▸ **Data entries**:
** BEGIN **

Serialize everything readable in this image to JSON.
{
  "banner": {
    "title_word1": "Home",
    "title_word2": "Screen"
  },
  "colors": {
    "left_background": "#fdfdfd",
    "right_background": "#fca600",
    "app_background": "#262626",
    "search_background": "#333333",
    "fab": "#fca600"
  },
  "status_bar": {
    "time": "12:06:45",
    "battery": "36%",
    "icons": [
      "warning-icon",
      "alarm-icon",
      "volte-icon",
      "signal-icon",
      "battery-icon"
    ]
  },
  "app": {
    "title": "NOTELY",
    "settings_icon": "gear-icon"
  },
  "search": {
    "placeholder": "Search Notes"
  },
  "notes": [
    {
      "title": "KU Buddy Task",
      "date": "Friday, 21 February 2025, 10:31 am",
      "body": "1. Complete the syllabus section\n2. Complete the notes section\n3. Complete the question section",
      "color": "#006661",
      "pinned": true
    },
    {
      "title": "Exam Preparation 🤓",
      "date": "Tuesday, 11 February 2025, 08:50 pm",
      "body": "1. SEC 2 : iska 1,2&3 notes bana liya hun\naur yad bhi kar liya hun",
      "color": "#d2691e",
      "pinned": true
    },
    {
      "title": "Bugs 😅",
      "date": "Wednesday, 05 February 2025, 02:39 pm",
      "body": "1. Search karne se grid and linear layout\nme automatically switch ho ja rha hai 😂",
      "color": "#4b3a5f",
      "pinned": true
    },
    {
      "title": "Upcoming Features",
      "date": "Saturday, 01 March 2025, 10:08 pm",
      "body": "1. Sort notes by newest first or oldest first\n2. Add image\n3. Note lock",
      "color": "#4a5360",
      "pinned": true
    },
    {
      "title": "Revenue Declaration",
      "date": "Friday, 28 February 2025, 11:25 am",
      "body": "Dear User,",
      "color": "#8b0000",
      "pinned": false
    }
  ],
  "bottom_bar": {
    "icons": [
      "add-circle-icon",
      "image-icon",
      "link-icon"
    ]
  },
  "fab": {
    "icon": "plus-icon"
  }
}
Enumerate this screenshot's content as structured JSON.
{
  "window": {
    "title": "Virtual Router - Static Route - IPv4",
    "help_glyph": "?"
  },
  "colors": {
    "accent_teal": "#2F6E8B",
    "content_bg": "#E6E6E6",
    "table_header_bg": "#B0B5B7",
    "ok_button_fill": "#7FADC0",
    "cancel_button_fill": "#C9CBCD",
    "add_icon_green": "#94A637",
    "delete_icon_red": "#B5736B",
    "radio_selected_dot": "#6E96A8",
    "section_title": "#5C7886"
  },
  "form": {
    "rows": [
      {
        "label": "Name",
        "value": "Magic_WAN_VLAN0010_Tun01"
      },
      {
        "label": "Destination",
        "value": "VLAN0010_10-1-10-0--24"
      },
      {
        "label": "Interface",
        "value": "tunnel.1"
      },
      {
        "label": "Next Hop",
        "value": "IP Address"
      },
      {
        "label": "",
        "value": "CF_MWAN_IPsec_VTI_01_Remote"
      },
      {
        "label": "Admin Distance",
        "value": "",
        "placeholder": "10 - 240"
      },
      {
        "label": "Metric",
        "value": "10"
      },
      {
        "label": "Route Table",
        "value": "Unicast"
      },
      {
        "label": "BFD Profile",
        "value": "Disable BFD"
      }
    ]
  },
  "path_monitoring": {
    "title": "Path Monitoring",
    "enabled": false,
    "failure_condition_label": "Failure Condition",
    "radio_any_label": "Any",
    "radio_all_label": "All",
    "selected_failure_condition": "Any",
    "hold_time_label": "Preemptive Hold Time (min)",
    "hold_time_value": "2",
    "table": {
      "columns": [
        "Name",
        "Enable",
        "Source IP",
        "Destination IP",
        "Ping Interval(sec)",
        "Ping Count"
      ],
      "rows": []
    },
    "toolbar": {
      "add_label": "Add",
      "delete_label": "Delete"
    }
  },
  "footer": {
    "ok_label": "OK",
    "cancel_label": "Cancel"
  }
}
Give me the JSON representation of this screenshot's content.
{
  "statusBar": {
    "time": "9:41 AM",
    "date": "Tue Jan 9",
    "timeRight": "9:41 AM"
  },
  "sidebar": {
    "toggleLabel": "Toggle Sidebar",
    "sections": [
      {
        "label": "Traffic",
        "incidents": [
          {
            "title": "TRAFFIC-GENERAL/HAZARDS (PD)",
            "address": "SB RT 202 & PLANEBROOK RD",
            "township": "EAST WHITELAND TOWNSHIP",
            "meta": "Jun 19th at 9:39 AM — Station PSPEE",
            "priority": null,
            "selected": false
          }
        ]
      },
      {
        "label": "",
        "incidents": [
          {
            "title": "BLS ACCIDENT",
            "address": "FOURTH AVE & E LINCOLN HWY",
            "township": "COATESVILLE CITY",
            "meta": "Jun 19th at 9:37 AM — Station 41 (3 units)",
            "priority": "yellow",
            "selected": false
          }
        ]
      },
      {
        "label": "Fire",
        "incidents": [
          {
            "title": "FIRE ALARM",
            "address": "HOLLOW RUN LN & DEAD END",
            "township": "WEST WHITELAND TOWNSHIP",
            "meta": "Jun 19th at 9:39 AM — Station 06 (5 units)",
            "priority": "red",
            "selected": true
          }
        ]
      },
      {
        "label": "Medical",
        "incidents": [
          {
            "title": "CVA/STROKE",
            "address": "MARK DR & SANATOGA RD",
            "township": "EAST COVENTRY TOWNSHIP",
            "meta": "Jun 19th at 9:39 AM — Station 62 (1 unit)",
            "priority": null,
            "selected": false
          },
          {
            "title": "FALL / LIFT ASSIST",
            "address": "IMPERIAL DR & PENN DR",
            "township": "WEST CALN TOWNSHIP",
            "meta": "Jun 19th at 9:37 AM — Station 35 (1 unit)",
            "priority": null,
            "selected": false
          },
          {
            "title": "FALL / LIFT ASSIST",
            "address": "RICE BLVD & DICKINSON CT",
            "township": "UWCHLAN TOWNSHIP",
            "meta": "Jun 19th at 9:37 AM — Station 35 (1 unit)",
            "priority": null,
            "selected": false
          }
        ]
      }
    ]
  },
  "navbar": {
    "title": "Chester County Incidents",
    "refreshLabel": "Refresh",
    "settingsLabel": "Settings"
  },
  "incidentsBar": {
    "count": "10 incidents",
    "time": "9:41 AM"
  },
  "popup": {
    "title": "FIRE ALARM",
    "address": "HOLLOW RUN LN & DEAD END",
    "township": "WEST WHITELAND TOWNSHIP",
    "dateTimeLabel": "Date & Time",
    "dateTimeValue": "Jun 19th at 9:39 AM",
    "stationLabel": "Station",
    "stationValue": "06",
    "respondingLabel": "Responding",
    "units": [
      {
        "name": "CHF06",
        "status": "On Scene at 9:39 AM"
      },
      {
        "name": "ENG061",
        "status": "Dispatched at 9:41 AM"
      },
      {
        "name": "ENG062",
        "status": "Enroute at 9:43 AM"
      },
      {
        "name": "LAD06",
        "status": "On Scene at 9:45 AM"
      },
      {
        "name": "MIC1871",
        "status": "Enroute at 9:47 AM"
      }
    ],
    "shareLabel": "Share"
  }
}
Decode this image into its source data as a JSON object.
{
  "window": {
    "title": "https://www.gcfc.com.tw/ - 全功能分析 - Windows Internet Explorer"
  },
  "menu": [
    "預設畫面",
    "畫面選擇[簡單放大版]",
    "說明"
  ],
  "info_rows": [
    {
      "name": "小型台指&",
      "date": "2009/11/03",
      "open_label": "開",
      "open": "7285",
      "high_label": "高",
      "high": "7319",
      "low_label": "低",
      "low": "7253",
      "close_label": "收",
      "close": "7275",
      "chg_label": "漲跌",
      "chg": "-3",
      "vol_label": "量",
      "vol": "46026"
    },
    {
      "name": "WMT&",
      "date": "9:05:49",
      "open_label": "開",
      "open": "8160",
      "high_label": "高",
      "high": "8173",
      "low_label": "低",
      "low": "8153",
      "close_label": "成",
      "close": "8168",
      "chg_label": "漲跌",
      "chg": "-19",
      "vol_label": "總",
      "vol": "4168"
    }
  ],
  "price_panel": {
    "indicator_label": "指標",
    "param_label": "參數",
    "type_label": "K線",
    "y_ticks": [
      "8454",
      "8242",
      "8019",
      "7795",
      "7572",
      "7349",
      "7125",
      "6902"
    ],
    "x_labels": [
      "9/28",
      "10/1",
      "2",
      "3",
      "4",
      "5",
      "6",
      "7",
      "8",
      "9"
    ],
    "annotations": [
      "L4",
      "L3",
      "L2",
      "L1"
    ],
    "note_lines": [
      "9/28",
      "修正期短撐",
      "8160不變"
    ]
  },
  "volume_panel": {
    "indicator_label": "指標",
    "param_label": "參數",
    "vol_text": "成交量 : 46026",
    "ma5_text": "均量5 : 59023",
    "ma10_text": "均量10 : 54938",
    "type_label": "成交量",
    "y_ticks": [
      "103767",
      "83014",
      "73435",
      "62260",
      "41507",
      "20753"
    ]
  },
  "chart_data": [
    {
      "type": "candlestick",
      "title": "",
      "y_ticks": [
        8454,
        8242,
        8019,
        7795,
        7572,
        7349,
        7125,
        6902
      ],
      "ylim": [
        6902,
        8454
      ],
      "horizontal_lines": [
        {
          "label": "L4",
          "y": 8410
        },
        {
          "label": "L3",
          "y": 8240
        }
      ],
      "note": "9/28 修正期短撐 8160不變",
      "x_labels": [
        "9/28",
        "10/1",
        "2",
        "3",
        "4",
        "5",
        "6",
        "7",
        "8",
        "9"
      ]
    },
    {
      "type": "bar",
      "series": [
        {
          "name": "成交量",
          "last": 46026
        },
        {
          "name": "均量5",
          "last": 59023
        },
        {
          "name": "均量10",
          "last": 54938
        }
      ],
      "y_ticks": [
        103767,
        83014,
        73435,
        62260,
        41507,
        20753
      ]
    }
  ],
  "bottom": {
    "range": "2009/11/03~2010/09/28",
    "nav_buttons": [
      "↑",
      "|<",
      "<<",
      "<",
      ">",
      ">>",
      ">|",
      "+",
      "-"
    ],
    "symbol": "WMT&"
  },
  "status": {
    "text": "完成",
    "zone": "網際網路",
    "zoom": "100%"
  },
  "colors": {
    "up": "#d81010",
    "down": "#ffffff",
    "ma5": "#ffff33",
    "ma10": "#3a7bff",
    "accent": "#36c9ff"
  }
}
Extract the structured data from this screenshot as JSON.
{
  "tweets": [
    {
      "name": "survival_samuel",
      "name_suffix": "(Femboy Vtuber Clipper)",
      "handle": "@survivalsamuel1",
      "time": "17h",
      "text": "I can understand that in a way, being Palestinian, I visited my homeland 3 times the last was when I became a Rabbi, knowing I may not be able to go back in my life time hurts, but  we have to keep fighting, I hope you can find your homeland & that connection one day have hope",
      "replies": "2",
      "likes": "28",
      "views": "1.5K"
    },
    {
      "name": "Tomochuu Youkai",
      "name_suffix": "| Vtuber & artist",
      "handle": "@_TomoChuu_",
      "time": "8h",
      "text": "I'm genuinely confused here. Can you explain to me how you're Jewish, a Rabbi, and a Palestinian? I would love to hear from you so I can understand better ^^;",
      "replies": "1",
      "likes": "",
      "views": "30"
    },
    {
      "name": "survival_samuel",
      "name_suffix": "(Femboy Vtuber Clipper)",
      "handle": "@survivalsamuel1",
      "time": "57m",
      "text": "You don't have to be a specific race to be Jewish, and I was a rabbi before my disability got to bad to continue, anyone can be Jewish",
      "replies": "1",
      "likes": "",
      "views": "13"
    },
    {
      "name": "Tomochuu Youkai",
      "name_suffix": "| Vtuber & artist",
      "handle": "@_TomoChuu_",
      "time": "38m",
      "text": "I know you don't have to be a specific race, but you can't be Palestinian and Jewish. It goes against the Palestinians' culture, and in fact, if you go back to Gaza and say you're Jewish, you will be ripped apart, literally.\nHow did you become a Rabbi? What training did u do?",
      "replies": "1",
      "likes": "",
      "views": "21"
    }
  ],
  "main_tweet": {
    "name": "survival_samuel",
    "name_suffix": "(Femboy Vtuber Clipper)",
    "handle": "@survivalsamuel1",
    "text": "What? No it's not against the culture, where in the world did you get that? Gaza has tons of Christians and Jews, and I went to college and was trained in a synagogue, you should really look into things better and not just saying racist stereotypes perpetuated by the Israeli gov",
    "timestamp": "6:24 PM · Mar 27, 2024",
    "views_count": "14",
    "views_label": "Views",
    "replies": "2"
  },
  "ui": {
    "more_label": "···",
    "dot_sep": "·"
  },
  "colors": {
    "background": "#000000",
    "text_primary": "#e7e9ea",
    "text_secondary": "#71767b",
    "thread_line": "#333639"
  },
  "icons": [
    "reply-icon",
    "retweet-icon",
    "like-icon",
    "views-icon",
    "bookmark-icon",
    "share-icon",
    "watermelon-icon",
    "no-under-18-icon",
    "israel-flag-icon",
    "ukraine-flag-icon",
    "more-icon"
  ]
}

** END **

Copy out every line holding the string "this".

▸ **Written response**:
Serialize everything readable in this image to JSON.
Enumerate this screenshot's content as structured JSON.
Give me the JSON representation of this screenshot's content.
Decode this image into its source data as a JSON object.
Extract the structured data from this screenshot as JSON.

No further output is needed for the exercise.